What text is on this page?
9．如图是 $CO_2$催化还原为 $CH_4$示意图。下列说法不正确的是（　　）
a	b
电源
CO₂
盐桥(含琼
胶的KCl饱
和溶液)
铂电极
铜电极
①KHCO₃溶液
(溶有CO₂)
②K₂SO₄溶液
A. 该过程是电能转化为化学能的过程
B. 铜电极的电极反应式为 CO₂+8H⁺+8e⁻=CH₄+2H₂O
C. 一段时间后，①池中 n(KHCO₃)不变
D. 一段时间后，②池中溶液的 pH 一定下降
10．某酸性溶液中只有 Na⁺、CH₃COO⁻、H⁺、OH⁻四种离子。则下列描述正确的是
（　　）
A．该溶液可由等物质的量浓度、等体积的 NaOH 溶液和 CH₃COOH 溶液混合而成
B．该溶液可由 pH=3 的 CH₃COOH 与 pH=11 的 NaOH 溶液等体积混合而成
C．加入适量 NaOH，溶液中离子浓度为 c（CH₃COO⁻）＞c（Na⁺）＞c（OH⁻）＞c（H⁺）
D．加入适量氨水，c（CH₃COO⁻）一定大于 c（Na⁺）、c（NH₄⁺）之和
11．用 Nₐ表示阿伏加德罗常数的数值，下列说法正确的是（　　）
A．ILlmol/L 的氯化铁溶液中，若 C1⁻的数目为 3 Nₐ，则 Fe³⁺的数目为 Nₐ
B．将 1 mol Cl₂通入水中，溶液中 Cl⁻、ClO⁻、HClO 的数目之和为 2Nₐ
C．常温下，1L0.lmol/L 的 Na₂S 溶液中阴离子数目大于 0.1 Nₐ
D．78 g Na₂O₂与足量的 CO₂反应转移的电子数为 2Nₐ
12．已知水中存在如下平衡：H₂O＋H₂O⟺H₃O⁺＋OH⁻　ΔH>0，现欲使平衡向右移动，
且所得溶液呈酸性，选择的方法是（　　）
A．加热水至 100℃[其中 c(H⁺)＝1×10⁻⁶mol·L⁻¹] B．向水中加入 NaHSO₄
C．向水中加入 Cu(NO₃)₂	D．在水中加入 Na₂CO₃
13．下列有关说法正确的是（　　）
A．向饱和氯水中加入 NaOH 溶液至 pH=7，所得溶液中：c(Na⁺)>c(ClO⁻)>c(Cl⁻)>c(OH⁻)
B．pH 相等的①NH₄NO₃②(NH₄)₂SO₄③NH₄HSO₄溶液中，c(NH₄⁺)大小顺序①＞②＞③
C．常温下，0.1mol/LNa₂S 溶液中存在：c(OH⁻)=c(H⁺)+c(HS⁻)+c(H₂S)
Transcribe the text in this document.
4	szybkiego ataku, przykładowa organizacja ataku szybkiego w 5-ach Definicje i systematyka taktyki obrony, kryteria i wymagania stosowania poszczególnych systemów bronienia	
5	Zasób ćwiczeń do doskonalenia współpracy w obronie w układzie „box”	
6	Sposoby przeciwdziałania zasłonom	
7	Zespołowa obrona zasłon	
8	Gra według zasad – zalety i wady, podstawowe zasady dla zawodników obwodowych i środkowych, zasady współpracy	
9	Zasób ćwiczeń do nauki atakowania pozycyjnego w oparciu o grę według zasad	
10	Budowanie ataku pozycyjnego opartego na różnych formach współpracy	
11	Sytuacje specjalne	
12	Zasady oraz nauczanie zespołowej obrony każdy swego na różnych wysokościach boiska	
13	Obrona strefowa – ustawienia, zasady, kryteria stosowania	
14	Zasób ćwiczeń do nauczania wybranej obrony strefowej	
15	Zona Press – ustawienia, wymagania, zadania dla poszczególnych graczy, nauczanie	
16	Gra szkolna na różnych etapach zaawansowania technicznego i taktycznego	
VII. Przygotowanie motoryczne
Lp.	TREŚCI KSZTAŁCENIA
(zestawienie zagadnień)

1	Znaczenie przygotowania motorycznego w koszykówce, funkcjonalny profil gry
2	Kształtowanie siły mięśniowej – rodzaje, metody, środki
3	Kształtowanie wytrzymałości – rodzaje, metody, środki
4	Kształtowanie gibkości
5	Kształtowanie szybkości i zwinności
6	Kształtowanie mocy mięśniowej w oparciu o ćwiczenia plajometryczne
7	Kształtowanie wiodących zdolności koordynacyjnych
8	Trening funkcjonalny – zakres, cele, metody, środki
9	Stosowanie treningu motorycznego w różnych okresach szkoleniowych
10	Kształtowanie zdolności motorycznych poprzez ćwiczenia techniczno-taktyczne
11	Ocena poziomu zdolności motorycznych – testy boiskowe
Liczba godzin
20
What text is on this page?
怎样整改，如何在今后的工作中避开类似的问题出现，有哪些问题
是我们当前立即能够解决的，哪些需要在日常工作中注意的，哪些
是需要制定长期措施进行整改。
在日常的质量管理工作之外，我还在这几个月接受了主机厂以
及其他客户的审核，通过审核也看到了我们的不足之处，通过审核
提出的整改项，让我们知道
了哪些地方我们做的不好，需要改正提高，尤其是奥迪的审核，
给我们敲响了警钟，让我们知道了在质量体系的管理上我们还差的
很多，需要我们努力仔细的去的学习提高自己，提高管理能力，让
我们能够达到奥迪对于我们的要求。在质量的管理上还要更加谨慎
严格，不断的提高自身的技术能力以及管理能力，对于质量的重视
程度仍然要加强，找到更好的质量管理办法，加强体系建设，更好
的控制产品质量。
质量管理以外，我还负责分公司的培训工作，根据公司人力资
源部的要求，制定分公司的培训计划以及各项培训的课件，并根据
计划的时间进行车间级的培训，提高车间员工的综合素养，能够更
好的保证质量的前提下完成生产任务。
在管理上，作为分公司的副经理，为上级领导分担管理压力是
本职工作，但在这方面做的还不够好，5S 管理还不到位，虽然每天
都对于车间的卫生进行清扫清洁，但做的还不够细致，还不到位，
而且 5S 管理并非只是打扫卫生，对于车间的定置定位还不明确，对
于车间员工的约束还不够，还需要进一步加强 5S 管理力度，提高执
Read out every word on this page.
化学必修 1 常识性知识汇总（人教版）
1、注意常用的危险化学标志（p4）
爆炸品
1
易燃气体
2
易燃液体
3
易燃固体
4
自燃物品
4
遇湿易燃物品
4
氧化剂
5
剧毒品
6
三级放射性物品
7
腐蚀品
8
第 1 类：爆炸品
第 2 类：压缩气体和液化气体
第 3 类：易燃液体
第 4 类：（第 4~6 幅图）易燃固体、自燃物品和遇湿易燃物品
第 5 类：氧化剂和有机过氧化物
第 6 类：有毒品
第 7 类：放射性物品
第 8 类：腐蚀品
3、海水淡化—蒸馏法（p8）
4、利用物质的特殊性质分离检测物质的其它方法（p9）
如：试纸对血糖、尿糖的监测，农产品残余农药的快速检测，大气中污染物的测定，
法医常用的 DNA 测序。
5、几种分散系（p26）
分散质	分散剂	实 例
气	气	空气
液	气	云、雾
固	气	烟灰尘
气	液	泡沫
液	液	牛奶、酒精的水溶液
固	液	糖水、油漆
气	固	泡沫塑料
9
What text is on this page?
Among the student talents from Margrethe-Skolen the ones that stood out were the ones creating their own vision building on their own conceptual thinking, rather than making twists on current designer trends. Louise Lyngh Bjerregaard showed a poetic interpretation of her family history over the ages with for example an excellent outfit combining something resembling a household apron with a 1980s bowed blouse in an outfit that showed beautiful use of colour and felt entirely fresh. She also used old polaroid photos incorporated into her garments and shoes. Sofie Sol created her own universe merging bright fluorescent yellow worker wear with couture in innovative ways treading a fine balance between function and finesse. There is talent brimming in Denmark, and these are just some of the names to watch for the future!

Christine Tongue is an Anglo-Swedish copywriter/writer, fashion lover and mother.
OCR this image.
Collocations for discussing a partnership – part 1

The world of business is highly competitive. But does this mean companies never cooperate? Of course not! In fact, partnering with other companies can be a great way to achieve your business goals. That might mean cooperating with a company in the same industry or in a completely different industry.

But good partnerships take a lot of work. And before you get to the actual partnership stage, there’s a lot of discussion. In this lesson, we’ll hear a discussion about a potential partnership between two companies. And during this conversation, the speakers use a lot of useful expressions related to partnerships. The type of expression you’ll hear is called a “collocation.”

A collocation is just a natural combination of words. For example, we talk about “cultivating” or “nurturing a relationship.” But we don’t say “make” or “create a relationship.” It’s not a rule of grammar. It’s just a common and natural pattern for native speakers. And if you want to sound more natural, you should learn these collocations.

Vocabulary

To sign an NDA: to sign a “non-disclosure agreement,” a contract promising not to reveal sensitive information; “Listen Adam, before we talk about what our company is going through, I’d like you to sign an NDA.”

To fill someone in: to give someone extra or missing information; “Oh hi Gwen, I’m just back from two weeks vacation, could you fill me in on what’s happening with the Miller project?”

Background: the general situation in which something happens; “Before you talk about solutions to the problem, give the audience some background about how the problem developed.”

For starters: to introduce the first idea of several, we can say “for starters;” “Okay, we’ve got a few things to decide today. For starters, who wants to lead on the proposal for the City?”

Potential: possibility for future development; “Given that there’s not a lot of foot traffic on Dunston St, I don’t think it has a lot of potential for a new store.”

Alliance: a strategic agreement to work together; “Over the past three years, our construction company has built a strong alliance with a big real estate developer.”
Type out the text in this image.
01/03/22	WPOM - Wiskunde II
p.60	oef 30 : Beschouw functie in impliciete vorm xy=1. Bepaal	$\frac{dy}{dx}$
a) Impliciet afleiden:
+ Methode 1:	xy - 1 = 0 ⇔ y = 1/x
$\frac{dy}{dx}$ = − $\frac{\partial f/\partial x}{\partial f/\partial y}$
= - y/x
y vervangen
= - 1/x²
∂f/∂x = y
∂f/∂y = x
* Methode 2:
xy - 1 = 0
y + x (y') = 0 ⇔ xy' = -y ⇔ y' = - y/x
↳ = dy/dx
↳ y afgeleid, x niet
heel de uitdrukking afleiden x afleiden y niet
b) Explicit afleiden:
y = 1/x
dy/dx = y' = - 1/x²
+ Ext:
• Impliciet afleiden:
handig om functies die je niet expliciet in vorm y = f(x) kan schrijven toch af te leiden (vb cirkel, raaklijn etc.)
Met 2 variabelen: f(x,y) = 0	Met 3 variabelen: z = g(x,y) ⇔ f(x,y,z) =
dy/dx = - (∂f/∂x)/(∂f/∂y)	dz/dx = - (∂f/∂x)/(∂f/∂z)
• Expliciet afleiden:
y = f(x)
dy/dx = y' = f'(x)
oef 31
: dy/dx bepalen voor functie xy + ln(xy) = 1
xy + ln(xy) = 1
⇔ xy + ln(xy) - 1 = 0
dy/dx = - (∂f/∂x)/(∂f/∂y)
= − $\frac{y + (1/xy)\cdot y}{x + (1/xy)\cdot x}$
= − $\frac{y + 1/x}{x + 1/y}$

**WHAT YOU ARE ASKED TO DO**
Go through the records and copy each line with "image" in it.

**SOLUTION FOR THIS PROBLEM**
OCR this image.
Type out the text in this image.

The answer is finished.